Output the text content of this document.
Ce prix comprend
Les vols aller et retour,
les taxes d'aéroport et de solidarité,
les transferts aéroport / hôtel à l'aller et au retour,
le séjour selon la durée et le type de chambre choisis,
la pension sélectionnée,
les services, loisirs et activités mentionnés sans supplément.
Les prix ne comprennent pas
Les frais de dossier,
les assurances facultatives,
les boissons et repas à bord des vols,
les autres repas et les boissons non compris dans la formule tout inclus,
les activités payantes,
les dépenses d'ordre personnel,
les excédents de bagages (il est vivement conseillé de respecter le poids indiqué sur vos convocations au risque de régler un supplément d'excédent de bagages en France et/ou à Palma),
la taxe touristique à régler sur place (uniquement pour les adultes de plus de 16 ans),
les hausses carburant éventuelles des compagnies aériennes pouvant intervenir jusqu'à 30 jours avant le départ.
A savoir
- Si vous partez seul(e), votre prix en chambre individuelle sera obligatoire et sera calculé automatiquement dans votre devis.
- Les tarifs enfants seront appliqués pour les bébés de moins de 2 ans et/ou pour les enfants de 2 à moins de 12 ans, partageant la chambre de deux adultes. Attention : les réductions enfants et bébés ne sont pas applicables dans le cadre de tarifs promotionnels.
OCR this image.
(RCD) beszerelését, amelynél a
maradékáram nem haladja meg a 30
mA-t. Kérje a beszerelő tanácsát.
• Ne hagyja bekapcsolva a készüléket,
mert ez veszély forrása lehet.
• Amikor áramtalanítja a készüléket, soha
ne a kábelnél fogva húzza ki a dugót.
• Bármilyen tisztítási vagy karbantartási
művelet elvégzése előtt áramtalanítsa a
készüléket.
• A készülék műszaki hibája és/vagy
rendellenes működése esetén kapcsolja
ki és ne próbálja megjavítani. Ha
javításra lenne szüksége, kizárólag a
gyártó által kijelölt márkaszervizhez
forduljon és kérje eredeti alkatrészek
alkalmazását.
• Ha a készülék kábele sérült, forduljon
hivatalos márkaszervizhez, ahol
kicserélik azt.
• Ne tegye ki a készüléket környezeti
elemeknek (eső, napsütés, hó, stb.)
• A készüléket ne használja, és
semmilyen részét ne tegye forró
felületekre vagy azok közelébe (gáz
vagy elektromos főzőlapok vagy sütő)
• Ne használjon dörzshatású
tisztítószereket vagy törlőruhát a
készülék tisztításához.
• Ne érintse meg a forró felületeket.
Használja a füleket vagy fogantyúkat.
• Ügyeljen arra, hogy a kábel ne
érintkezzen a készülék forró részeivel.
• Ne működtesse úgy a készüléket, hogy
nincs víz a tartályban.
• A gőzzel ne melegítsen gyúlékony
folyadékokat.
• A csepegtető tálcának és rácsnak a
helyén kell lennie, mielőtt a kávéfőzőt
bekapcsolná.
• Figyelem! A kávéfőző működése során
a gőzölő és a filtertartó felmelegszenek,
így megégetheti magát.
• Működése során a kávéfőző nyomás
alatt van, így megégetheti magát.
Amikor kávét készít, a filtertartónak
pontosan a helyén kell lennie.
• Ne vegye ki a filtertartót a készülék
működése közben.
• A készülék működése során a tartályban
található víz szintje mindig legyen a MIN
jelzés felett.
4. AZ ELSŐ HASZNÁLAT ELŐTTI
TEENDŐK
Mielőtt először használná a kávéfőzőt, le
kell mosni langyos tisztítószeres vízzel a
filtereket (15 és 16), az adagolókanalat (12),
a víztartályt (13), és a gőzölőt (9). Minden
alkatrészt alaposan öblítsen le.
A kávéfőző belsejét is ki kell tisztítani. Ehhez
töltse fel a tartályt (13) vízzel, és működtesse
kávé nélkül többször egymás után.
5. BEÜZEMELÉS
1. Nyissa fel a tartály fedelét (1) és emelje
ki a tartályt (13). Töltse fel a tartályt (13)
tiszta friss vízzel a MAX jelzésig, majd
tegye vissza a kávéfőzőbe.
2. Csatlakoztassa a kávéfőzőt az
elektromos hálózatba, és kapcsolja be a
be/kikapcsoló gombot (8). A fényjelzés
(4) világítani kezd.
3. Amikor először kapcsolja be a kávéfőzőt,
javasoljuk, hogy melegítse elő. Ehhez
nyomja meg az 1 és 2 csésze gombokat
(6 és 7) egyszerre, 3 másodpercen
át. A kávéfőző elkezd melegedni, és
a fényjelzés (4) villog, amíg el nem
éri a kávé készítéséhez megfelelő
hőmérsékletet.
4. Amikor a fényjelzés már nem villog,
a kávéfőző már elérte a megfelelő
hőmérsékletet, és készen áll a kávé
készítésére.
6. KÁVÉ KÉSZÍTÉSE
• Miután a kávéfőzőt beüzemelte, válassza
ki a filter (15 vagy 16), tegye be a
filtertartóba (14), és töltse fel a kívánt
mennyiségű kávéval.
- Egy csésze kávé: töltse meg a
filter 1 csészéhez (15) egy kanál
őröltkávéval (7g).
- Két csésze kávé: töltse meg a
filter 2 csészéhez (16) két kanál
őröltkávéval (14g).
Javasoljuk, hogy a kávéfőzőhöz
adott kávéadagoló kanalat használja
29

-=-=-=-=-

- **Given task**:
Reproduce the full listing above, character for character.

- **Answer to this task**:
Output the text content of this document.
Ce prix comprend
Les vols aller et retour,
les taxes d'aéroport et de solidarité,
les transferts aéroport / hôtel à l'aller et au retour,
le séjour selon la durée et le type de chambre choisis,
la pension sélectionnée,
les services, loisirs et activités mentionnés sans supplément.
Les prix ne comprennent pas
Les frais de dossier,
les assurances facultatives,
les boissons et repas à bord des vols,
les autres repas et les boissons non compris dans la formule tout inclus,
les activités payantes,
les dépenses d'ordre personnel,
les excédents de bagages (il est vivement conseillé de respecter le poids indiqué sur vos convocations au risque de régler un supplément d'excédent de bagages en France et/ou à Palma),
la taxe touristique à régler sur place (uniquement pour les adultes de plus de 16 ans),
les hausses carburant éventuelles des compagnies aériennes pouvant intervenir jusqu'à 30 jours avant le départ.
A savoir
- Si vous partez seul(e), votre prix en chambre individuelle sera obligatoire et sera calculé automatiquement dans votre devis.
- Les tarifs enfants seront appliqués pour les bébés de moins de 2 ans et/ou pour les enfants de 2 à moins de 12 ans, partageant la chambre de deux adultes. Attention : les réductions enfants et bébés ne sont pas applicables dans le cadre de tarifs promotionnels.
OCR this image.
(RCD) beszerelését, amelynél a
maradékáram nem haladja meg a 30
mA-t. Kérje a beszerelő tanácsát.
• Ne hagyja bekapcsolva a készüléket,
mert ez veszély forrása lehet.
• Amikor áramtalanítja a készüléket, soha
ne a kábelnél fogva húzza ki a dugót.
• Bármilyen tisztítási vagy karbantartási
művelet elvégzése előtt áramtalanítsa a
készüléket.
• A készülék műszaki hibája és/vagy
rendellenes működése esetén kapcsolja
ki és ne próbálja megjavítani. Ha
javításra lenne szüksége, kizárólag a
gyártó által kijelölt márkaszervizhez
forduljon és kérje eredeti alkatrészek
alkalmazását.
• Ha a készülék kábele sérült, forduljon
hivatalos márkaszervizhez, ahol
kicserélik azt.
• Ne tegye ki a készüléket környezeti
elemeknek (eső, napsütés, hó, stb.)
• A készüléket ne használja, és
semmilyen részét ne tegye forró
felületekre vagy azok közelébe (gáz
vagy elektromos főzőlapok vagy sütő)
• Ne használjon dörzshatású
tisztítószereket vagy törlőruhát a
készülék tisztításához.
• Ne érintse meg a forró felületeket.
Használja a füleket vagy fogantyúkat.
• Ügyeljen arra, hogy a kábel ne
érintkezzen a készülék forró részeivel.
• Ne működtesse úgy a készüléket, hogy
nincs víz a tartályban.
• A gőzzel ne melegítsen gyúlékony
folyadékokat.
• A csepegtető tálcának és rácsnak a
helyén kell lennie, mielőtt a kávéfőzőt
bekapcsolná.
• Figyelem! A kávéfőző működése során
a gőzölő és a filtertartó felmelegszenek,
így megégetheti magát.
• Működése során a kávéfőző nyomás
alatt van, így megégetheti magát.
Amikor kávét készít, a filtertartónak
pontosan a helyén kell lennie.
• Ne vegye ki a filtertartót a készülék
működése közben.
• A készülék működése során a tartályban
található víz szintje mindig legyen a MIN
jelzés felett.
4. AZ ELSŐ HASZNÁLAT ELŐTTI
TEENDŐK
Mielőtt először használná a kávéfőzőt, le
kell mosni langyos tisztítószeres vízzel a
filtereket (15 és 16), az adagolókanalat (12),
a víztartályt (13), és a gőzölőt (9). Minden
alkatrészt alaposan öblítsen le.
A kávéfőző belsejét is ki kell tisztítani. Ehhez
töltse fel a tartályt (13) vízzel, és működtesse
kávé nélkül többször egymás után.
5. BEÜZEMELÉS
1. Nyissa fel a tartály fedelét (1) és emelje
ki a tartályt (13). Töltse fel a tartályt (13)
tiszta friss vízzel a MAX jelzésig, majd
tegye vissza a kávéfőzőbe.
2. Csatlakoztassa a kávéfőzőt az
elektromos hálózatba, és kapcsolja be a
be/kikapcsoló gombot (8). A fényjelzés
(4) világítani kezd.
3. Amikor először kapcsolja be a kávéfőzőt,
javasoljuk, hogy melegítse elő. Ehhez
nyomja meg az 1 és 2 csésze gombokat
(6 és 7) egyszerre, 3 másodpercen
át. A kávéfőző elkezd melegedni, és
a fényjelzés (4) villog, amíg el nem
éri a kávé készítéséhez megfelelő
hőmérsékletet.
4. Amikor a fényjelzés már nem villog,
a kávéfőző már elérte a megfelelő
hőmérsékletet, és készen áll a kávé
készítésére.
6. KÁVÉ KÉSZÍTÉSE
• Miután a kávéfőzőt beüzemelte, válassza
ki a filter (15 vagy 16), tegye be a
filtertartóba (14), és töltse fel a kívánt
mennyiségű kávéval.
- Egy csésze kávé: töltse meg a
filter 1 csészéhez (15) egy kanál
őröltkávéval (7g).
- Két csésze kávé: töltse meg a
filter 2 csészéhez (16) két kanál
őröltkávéval (14g).
Javasoljuk, hogy a kávéfőzőhöz
adott kávéadagoló kanalat használja
29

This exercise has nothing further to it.